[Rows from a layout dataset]
>>

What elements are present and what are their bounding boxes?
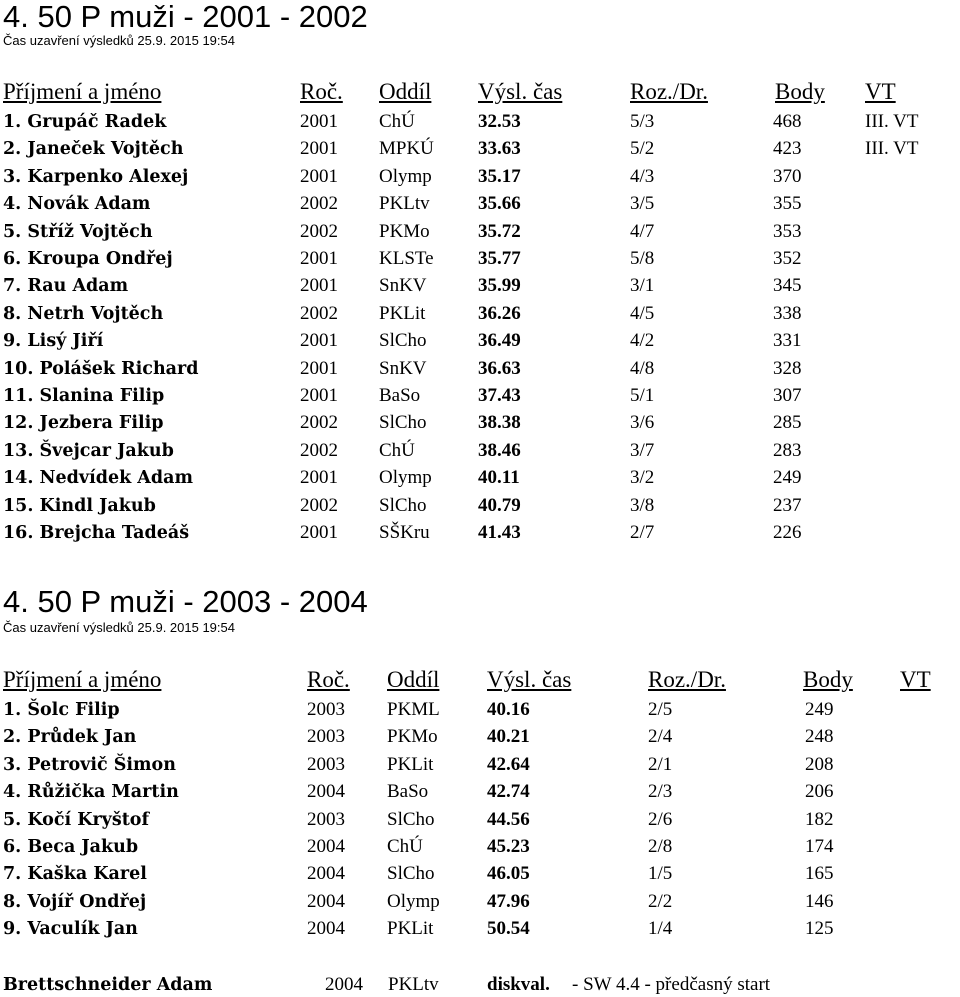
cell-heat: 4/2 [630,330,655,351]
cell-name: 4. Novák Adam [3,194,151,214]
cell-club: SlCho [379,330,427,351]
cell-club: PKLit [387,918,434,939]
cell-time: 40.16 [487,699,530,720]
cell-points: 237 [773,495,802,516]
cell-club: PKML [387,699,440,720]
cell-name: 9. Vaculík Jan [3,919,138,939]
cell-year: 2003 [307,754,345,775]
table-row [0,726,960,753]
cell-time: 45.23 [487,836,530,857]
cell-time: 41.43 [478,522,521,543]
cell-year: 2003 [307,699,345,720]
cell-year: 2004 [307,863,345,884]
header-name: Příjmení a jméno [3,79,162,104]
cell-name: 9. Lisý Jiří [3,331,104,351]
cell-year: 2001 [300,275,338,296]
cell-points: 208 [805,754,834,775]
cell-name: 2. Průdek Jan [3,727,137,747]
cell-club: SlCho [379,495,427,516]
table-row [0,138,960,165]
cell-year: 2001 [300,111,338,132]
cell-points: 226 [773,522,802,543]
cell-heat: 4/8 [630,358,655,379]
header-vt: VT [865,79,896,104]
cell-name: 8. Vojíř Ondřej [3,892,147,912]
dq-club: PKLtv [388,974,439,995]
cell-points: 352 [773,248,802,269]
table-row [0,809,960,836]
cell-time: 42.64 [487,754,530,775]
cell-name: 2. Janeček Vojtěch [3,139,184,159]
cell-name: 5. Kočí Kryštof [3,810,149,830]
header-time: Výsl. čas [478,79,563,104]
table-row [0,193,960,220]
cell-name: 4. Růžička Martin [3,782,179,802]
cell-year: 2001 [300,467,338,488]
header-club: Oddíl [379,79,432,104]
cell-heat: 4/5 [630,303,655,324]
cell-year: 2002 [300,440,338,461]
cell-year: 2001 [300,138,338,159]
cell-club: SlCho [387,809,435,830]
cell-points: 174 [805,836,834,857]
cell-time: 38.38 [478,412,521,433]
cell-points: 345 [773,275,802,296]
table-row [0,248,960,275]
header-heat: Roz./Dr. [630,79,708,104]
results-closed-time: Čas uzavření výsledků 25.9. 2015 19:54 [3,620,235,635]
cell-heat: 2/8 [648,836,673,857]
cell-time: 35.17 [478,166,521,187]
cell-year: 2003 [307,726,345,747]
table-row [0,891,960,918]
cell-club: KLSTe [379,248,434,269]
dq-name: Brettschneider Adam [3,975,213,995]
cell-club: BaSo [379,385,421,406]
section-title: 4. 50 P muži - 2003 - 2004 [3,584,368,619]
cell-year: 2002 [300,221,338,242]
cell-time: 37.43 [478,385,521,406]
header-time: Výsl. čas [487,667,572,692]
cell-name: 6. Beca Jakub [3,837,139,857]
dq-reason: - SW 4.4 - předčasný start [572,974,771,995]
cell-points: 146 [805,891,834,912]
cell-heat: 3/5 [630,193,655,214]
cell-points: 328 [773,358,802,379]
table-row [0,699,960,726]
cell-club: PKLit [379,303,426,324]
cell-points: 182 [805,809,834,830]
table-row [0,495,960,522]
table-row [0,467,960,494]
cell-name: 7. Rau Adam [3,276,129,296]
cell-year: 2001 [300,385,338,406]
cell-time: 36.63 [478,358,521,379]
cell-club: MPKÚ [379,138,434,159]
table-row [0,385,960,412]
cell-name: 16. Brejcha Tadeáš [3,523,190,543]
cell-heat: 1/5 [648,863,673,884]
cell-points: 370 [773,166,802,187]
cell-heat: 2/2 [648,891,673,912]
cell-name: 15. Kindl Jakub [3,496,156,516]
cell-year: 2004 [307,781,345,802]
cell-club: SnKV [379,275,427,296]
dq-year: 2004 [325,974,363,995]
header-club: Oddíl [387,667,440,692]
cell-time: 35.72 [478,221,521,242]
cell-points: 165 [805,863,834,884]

<<

Write out every line of the material above verbatim, leaving out the pictures.

What elements are present and what are their bounding boxes?
cell-heat: 4/2 [630,330,655,351]
cell-name: 4. Novák Adam [3,194,151,214]
cell-club: SlCho [379,330,427,351]
cell-club: PKLit [387,918,434,939]
cell-time: 40.16 [487,699,530,720]
cell-points: 237 [773,495,802,516]
cell-club: PKML [387,699,440,720]
cell-name: 9. Vaculík Jan [3,919,138,939]
cell-year: 2003 [307,754,345,775]
table-row [0,726,960,753]
cell-time: 45.23 [487,836,530,857]
cell-time: 41.43 [478,522,521,543]
cell-year: 2003 [307,699,345,720]
cell-year: 2004 [307,863,345,884]
header-name: Příjmení a jméno [3,79,162,104]
cell-name: 9. Lisý Jiří [3,331,104,351]
cell-year: 2001 [300,275,338,296]
cell-points: 208 [805,754,834,775]
cell-name: 2. Průdek Jan [3,727,137,747]
cell-club: SlCho [379,495,427,516]
table-row [0,138,960,165]
cell-year: 2001 [300,111,338,132]
cell-points: 226 [773,522,802,543]
cell-heat: 4/8 [630,358,655,379]
header-vt: VT [865,79,896,104]
cell-name: 8. Vojíř Ondřej [3,892,147,912]
dq-club: PKLtv [388,974,439,995]
cell-points: 352 [773,248,802,269]
table-row [0,809,960,836]
cell-time: 42.64 [487,754,530,775]
cell-name: 2. Janeček Vojtěch [3,139,184,159]
cell-name: 5. Kočí Kryštof [3,810,149,830]
header-time: Výsl. čas [478,79,563,104]
table-row [0,193,960,220]
cell-name: 4. Růžička Martin [3,782,179,802]
cell-year: 2001 [300,467,338,488]
header-club: Oddíl [379,79,432,104]
cell-heat: 4/5 [630,303,655,324]
cell-year: 2002 [300,440,338,461]
cell-year: 2001 [300,138,338,159]
cell-club: SlCho [387,809,435,830]
cell-points: 174 [805,836,834,857]
cell-time: 38.38 [478,412,521,433]
cell-points: 345 [773,275,802,296]
table-row [0,248,960,275]
header-heat: Roz./Dr. [630,79,708,104]
results-closed-time: Čas uzavření výsledků 25.9. 2015 19:54 [3,620,235,635]
cell-heat: 2/8 [648,836,673,857]
cell-time: 35.17 [478,166,521,187]
cell-year: 2003 [307,726,345,747]
table-row [0,891,960,918]
cell-club: KLSTe [379,248,434,269]
dq-name: Brettschneider Adam [3,975,213,995]
cell-club: BaSo [379,385,421,406]
section-title: 4. 50 P muži - 2003 - 2004 [3,584,368,619]
cell-year: 2002 [300,221,338,242]
cell-time: 37.43 [478,385,521,406]
header-time: Výsl. čas [487,667,572,692]
cell-name: 6. Beca Jakub [3,837,139,857]
dq-reason: - SW 4.4 - předčasný start [572,974,771,995]
cell-points: 146 [805,891,834,912]
cell-heat: 3/5 [630,193,655,214]
cell-points: 328 [773,358,802,379]
table-row [0,699,960,726]
cell-club: PKLit [379,303,426,324]
cell-points: 182 [805,809,834,830]
table-row [0,495,960,522]
table-row [0,467,960,494]
cell-name: 7. Rau Adam [3,276,129,296]
cell-year: 2001 [300,385,338,406]
cell-time: 36.63 [478,358,521,379]
cell-club: MPKÚ [379,138,434,159]
table-row [0,385,960,412]
cell-name: 16. Brejcha Tadeáš [3,523,190,543]
cell-heat: 1/5 [648,863,673,884]
cell-points: 370 [773,166,802,187]
cell-heat: 2/2 [648,891,673,912]
cell-name: 15. Kindl Jakub [3,496,156,516]
cell-year: 2004 [307,781,345,802]
cell-club: SnKV [379,275,427,296]
dq-year: 2004 [325,974,363,995]
header-club: Oddíl [387,667,440,692]
cell-time: 35.72 [478,221,521,242]
cell-points: 165 [805,863,834,884]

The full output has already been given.